Figure contents as structured data
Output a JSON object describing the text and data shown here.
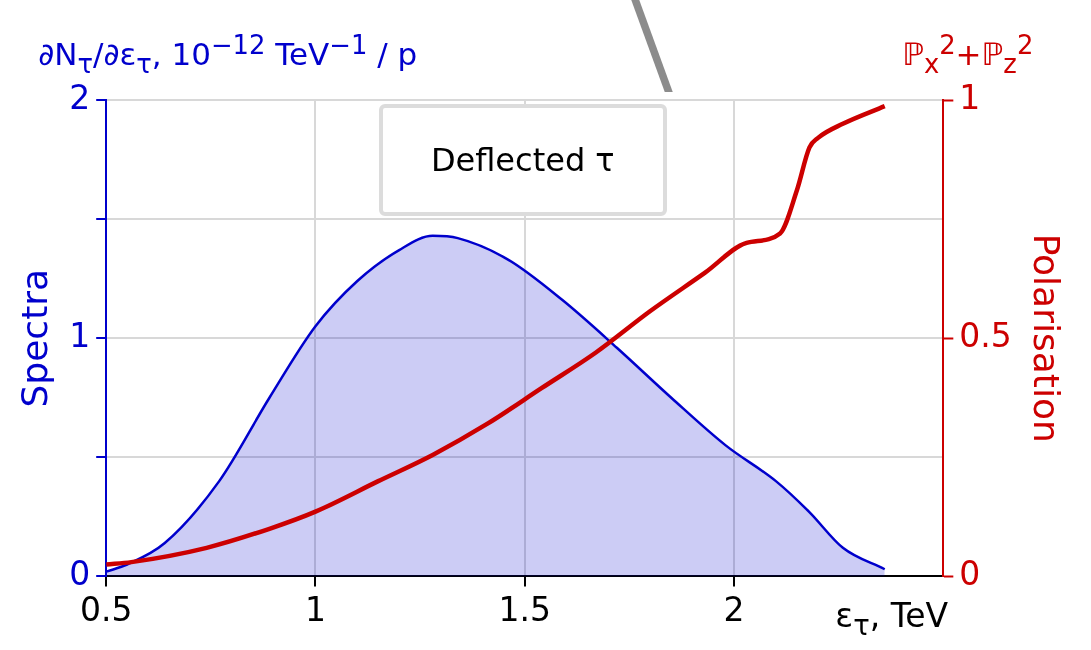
{
  "chart_data": {
    "type": "line",
    "title": "Deflected τ",
    "xlabel": "ε$_{τ}$, TeV",
    "ylabel": "Spectra",
    "y2label": "Polarisation",
    "annotations": [
      "∂N$_{τ}$/∂ε$_{τ}$, 10$^{−12}$ TeV$^{−1}$ / p",
      "ℙ$_{x}$$^{2}$+ℙ$_{z}$$^{2}$"
    ],
    "xlim": [
      0.5,
      2.5
    ],
    "xticks": [
      0.5,
      1,
      1.5,
      2
    ],
    "ylim": [
      0,
      2
    ],
    "yticks": [
      0,
      {
        "value": 0.5,
        "label": null
      },
      1,
      {
        "value": 1.5,
        "label": null
      },
      2
    ],
    "y2lim": [
      0,
      1
    ],
    "y2ticks": [
      0,
      0.5,
      1
    ],
    "grid": true,
    "marker": "none",
    "series": [
      {
        "type": "area",
        "color": "#0000cc",
        "x": [
          0.5,
          0.55,
          0.64,
          0.77,
          0.89,
          1.0,
          1.1,
          1.2,
          1.28,
          1.34,
          1.46,
          1.59,
          1.72,
          1.85,
          1.98,
          2.1,
          2.18,
          2.26,
          2.36
        ],
        "values": [
          0.02,
          0.05,
          0.14,
          0.4,
          0.75,
          1.05,
          1.24,
          1.37,
          1.43,
          1.42,
          1.33,
          1.16,
          0.96,
          0.75,
          0.55,
          0.4,
          0.27,
          0.12,
          0.03
        ]
      },
      {
        "type": "line",
        "axis": "y2",
        "color": "#cc0000",
        "x": [
          0.5,
          0.56,
          0.74,
          0.89,
          1.0,
          1.15,
          1.28,
          1.41,
          1.54,
          1.67,
          1.8,
          1.93,
          2.03,
          2.11,
          2.15,
          2.18,
          2.2,
          2.26,
          2.36
        ],
        "values": [
          0.025,
          0.03,
          0.06,
          0.1,
          0.136,
          0.2,
          0.255,
          0.32,
          0.395,
          0.47,
          0.557,
          0.637,
          0.7,
          0.72,
          0.81,
          0.9,
          0.92,
          0.95,
          0.987
        ]
      }
    ]
  }
}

* _Set exercise_
Reproduce all entries exactly. Pictures do not belong in the copy.

* _Task result_
Output a JSON object describing the text and data shown here.
{
  "chart_data": {
    "type": "line",
    "title": "Deflected τ",
    "xlabel": "ε$_{τ}$, TeV",
    "ylabel": "Spectra",
    "y2label": "Polarisation",
    "annotations": [
      "∂N$_{τ}$/∂ε$_{τ}$, 10$^{−12}$ TeV$^{−1}$ / p",
      "ℙ$_{x}$$^{2}$+ℙ$_{z}$$^{2}$"
    ],
    "xlim": [
      0.5,
      2.5
    ],
    "xticks": [
      0.5,
      1,
      1.5,
      2
    ],
    "ylim": [
      0,
      2
    ],
    "yticks": [
      0,
      {
        "value": 0.5,
        "label": null
      },
      1,
      {
        "value": 1.5,
        "label": null
      },
      2
    ],
    "y2lim": [
      0,
      1
    ],
    "y2ticks": [
      0,
      0.5,
      1
    ],
    "grid": true,
    "marker": "none",
    "series": [
      {
        "type": "area",
        "color": "#0000cc",
        "x": [
          0.5,
          0.55,
          0.64,
          0.77,
          0.89,
          1.0,
          1.1,
          1.2,
          1.28,
          1.34,
          1.46,
          1.59,
          1.72,
          1.85,
          1.98,
          2.1,
          2.18,
          2.26,
          2.36
        ],
        "values": [
          0.02,
          0.05,
          0.14,
          0.4,
          0.75,
          1.05,
          1.24,
          1.37,
          1.43,
          1.42,
          1.33,
          1.16,
          0.96,
          0.75,
          0.55,
          0.4,
          0.27,
          0.12,
          0.03
        ]
      },
      {
        "type": "line",
        "axis": "y2",
        "color": "#cc0000",
        "x": [
          0.5,
          0.56,
          0.74,
          0.89,
          1.0,
          1.15,
          1.28,
          1.41,
          1.54,
          1.67,
          1.8,
          1.93,
          2.03,
          2.11,
          2.15,
          2.18,
          2.2,
          2.26,
          2.36
        ],
        "values": [
          0.025,
          0.03,
          0.06,
          0.1,
          0.136,
          0.2,
          0.255,
          0.32,
          0.395,
          0.47,
          0.557,
          0.637,
          0.7,
          0.72,
          0.81,
          0.9,
          0.92,
          0.95,
          0.987
        ]
      }
    ]
  }
}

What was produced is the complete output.